#### GOAL
Pictures don't belong in the copy; print all the records exactly.

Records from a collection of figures
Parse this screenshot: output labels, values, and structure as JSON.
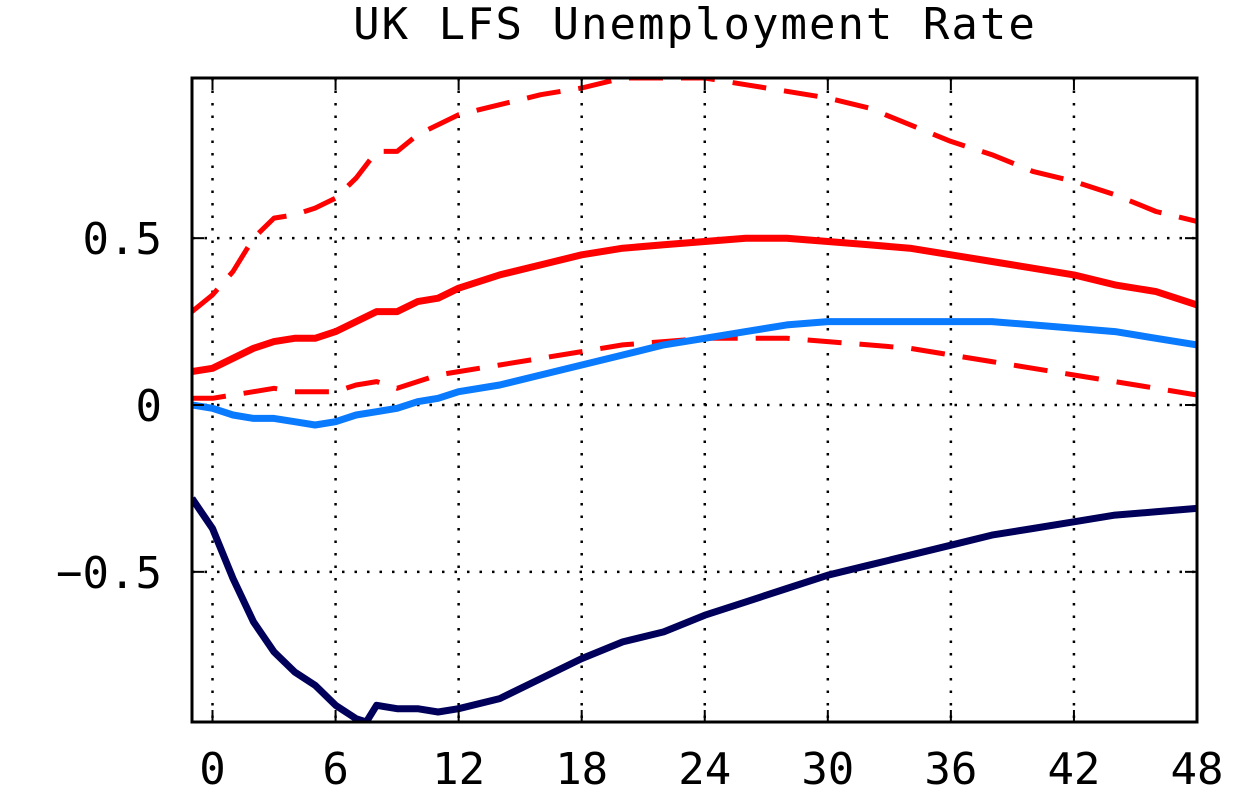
{
  "chart_data": {
    "type": "line",
    "title": "UK LFS Unemployment Rate",
    "xlabel": "",
    "ylabel": "",
    "xlim": [
      -1,
      48
    ],
    "ylim": [
      -0.95,
      0.98
    ],
    "grid": true,
    "legend": "none",
    "x_ticks": [
      0,
      6,
      12,
      18,
      24,
      30,
      36,
      42,
      48
    ],
    "x_tick_labels": [
      "0",
      "6",
      "12",
      "18",
      "24",
      "30",
      "36",
      "42",
      "48"
    ],
    "y_ticks": [
      -0.5,
      0,
      0.5
    ],
    "y_tick_labels": [
      "−0.5",
      "0",
      "0.5"
    ],
    "series": [
      {
        "color": "#ff0000",
        "style": "dashed",
        "x": [
          -1,
          0,
          1,
          2,
          3,
          4,
          5,
          6,
          7,
          8,
          9,
          10,
          11,
          12,
          14,
          16,
          18,
          20,
          22,
          24,
          26,
          28,
          30,
          32,
          34,
          36,
          38,
          40,
          42,
          44,
          46,
          48
        ],
        "y": [
          0.28,
          0.33,
          0.4,
          0.5,
          0.56,
          0.57,
          0.59,
          0.62,
          0.68,
          0.76,
          0.76,
          0.81,
          0.84,
          0.87,
          0.9,
          0.93,
          0.95,
          0.98,
          0.98,
          0.98,
          0.96,
          0.94,
          0.92,
          0.89,
          0.84,
          0.79,
          0.75,
          0.7,
          0.67,
          0.63,
          0.58,
          0.55
        ]
      },
      {
        "color": "#ff0000",
        "style": "solid",
        "x": [
          -1,
          0,
          1,
          2,
          3,
          4,
          5,
          6,
          7,
          8,
          9,
          10,
          11,
          12,
          14,
          16,
          18,
          20,
          22,
          24,
          26,
          28,
          30,
          32,
          34,
          36,
          38,
          40,
          42,
          44,
          46,
          48
        ],
        "y": [
          0.1,
          0.11,
          0.14,
          0.17,
          0.19,
          0.2,
          0.2,
          0.22,
          0.25,
          0.28,
          0.28,
          0.31,
          0.32,
          0.35,
          0.39,
          0.42,
          0.45,
          0.47,
          0.48,
          0.49,
          0.5,
          0.5,
          0.49,
          0.48,
          0.47,
          0.45,
          0.43,
          0.41,
          0.39,
          0.36,
          0.34,
          0.3
        ]
      },
      {
        "color": "#ff0000",
        "style": "dashed",
        "x": [
          -1,
          0,
          1,
          2,
          3,
          4,
          5,
          6,
          7,
          8,
          9,
          10,
          11,
          12,
          14,
          16,
          18,
          20,
          22,
          24,
          26,
          28,
          30,
          32,
          34,
          36,
          38,
          40,
          42,
          44,
          46,
          48
        ],
        "y": [
          0.02,
          0.02,
          0.03,
          0.04,
          0.05,
          0.04,
          0.04,
          0.04,
          0.06,
          0.07,
          0.05,
          0.07,
          0.09,
          0.1,
          0.12,
          0.14,
          0.16,
          0.18,
          0.19,
          0.2,
          0.2,
          0.2,
          0.19,
          0.18,
          0.17,
          0.15,
          0.13,
          0.11,
          0.09,
          0.07,
          0.05,
          0.03
        ]
      },
      {
        "color": "#0a7aff",
        "style": "solid",
        "x": [
          -1,
          0,
          1,
          2,
          3,
          4,
          5,
          6,
          7,
          8,
          9,
          10,
          11,
          12,
          14,
          16,
          18,
          20,
          22,
          24,
          26,
          28,
          30,
          32,
          34,
          36,
          38,
          40,
          42,
          44,
          46,
          48
        ],
        "y": [
          0.0,
          -0.01,
          -0.03,
          -0.04,
          -0.04,
          -0.05,
          -0.06,
          -0.05,
          -0.03,
          -0.02,
          -0.01,
          0.01,
          0.02,
          0.04,
          0.06,
          0.09,
          0.12,
          0.15,
          0.18,
          0.2,
          0.22,
          0.24,
          0.25,
          0.25,
          0.25,
          0.25,
          0.25,
          0.24,
          0.23,
          0.22,
          0.2,
          0.18
        ]
      },
      {
        "color": "#00005a",
        "style": "solid",
        "x": [
          -1,
          0,
          1,
          2,
          3,
          4,
          5,
          6,
          7,
          7.5,
          8,
          9,
          10,
          11,
          12,
          14,
          16,
          18,
          20,
          22,
          24,
          26,
          28,
          30,
          32,
          34,
          36,
          38,
          40,
          42,
          44,
          46,
          48
        ],
        "y": [
          -0.28,
          -0.37,
          -0.52,
          -0.65,
          -0.74,
          -0.8,
          -0.84,
          -0.9,
          -0.94,
          -0.95,
          -0.9,
          -0.91,
          -0.91,
          -0.92,
          -0.91,
          -0.88,
          -0.82,
          -0.76,
          -0.71,
          -0.68,
          -0.63,
          -0.59,
          -0.55,
          -0.51,
          -0.48,
          -0.45,
          -0.42,
          -0.39,
          -0.37,
          -0.35,
          -0.33,
          -0.32,
          -0.31
        ]
      }
    ]
  }
}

#### OUTPUT OF THE TASK
Parse this screenshot: output labels, values, and structure as JSON.
{
  "chart_data": {
    "type": "line",
    "title": "UK LFS Unemployment Rate",
    "xlabel": "",
    "ylabel": "",
    "xlim": [
      -1,
      48
    ],
    "ylim": [
      -0.95,
      0.98
    ],
    "grid": true,
    "legend": "none",
    "x_ticks": [
      0,
      6,
      12,
      18,
      24,
      30,
      36,
      42,
      48
    ],
    "x_tick_labels": [
      "0",
      "6",
      "12",
      "18",
      "24",
      "30",
      "36",
      "42",
      "48"
    ],
    "y_ticks": [
      -0.5,
      0,
      0.5
    ],
    "y_tick_labels": [
      "−0.5",
      "0",
      "0.5"
    ],
    "series": [
      {
        "color": "#ff0000",
        "style": "dashed",
        "x": [
          -1,
          0,
          1,
          2,
          3,
          4,
          5,
          6,
          7,
          8,
          9,
          10,
          11,
          12,
          14,
          16,
          18,
          20,
          22,
          24,
          26,
          28,
          30,
          32,
          34,
          36,
          38,
          40,
          42,
          44,
          46,
          48
        ],
        "y": [
          0.28,
          0.33,
          0.4,
          0.5,
          0.56,
          0.57,
          0.59,
          0.62,
          0.68,
          0.76,
          0.76,
          0.81,
          0.84,
          0.87,
          0.9,
          0.93,
          0.95,
          0.98,
          0.98,
          0.98,
          0.96,
          0.94,
          0.92,
          0.89,
          0.84,
          0.79,
          0.75,
          0.7,
          0.67,
          0.63,
          0.58,
          0.55
        ]
      },
      {
        "color": "#ff0000",
        "style": "solid",
        "x": [
          -1,
          0,
          1,
          2,
          3,
          4,
          5,
          6,
          7,
          8,
          9,
          10,
          11,
          12,
          14,
          16,
          18,
          20,
          22,
          24,
          26,
          28,
          30,
          32,
          34,
          36,
          38,
          40,
          42,
          44,
          46,
          48
        ],
        "y": [
          0.1,
          0.11,
          0.14,
          0.17,
          0.19,
          0.2,
          0.2,
          0.22,
          0.25,
          0.28,
          0.28,
          0.31,
          0.32,
          0.35,
          0.39,
          0.42,
          0.45,
          0.47,
          0.48,
          0.49,
          0.5,
          0.5,
          0.49,
          0.48,
          0.47,
          0.45,
          0.43,
          0.41,
          0.39,
          0.36,
          0.34,
          0.3
        ]
      },
      {
        "color": "#ff0000",
        "style": "dashed",
        "x": [
          -1,
          0,
          1,
          2,
          3,
          4,
          5,
          6,
          7,
          8,
          9,
          10,
          11,
          12,
          14,
          16,
          18,
          20,
          22,
          24,
          26,
          28,
          30,
          32,
          34,
          36,
          38,
          40,
          42,
          44,
          46,
          48
        ],
        "y": [
          0.02,
          0.02,
          0.03,
          0.04,
          0.05,
          0.04,
          0.04,
          0.04,
          0.06,
          0.07,
          0.05,
          0.07,
          0.09,
          0.1,
          0.12,
          0.14,
          0.16,
          0.18,
          0.19,
          0.2,
          0.2,
          0.2,
          0.19,
          0.18,
          0.17,
          0.15,
          0.13,
          0.11,
          0.09,
          0.07,
          0.05,
          0.03
        ]
      },
      {
        "color": "#0a7aff",
        "style": "solid",
        "x": [
          -1,
          0,
          1,
          2,
          3,
          4,
          5,
          6,
          7,
          8,
          9,
          10,
          11,
          12,
          14,
          16,
          18,
          20,
          22,
          24,
          26,
          28,
          30,
          32,
          34,
          36,
          38,
          40,
          42,
          44,
          46,
          48
        ],
        "y": [
          0.0,
          -0.01,
          -0.03,
          -0.04,
          -0.04,
          -0.05,
          -0.06,
          -0.05,
          -0.03,
          -0.02,
          -0.01,
          0.01,
          0.02,
          0.04,
          0.06,
          0.09,
          0.12,
          0.15,
          0.18,
          0.2,
          0.22,
          0.24,
          0.25,
          0.25,
          0.25,
          0.25,
          0.25,
          0.24,
          0.23,
          0.22,
          0.2,
          0.18
        ]
      },
      {
        "color": "#00005a",
        "style": "solid",
        "x": [
          -1,
          0,
          1,
          2,
          3,
          4,
          5,
          6,
          7,
          7.5,
          8,
          9,
          10,
          11,
          12,
          14,
          16,
          18,
          20,
          22,
          24,
          26,
          28,
          30,
          32,
          34,
          36,
          38,
          40,
          42,
          44,
          46,
          48
        ],
        "y": [
          -0.28,
          -0.37,
          -0.52,
          -0.65,
          -0.74,
          -0.8,
          -0.84,
          -0.9,
          -0.94,
          -0.95,
          -0.9,
          -0.91,
          -0.91,
          -0.92,
          -0.91,
          -0.88,
          -0.82,
          -0.76,
          -0.71,
          -0.68,
          -0.63,
          -0.59,
          -0.55,
          -0.51,
          -0.48,
          -0.45,
          -0.42,
          -0.39,
          -0.37,
          -0.35,
          -0.33,
          -0.32,
          -0.31
        ]
      }
    ]
  }
}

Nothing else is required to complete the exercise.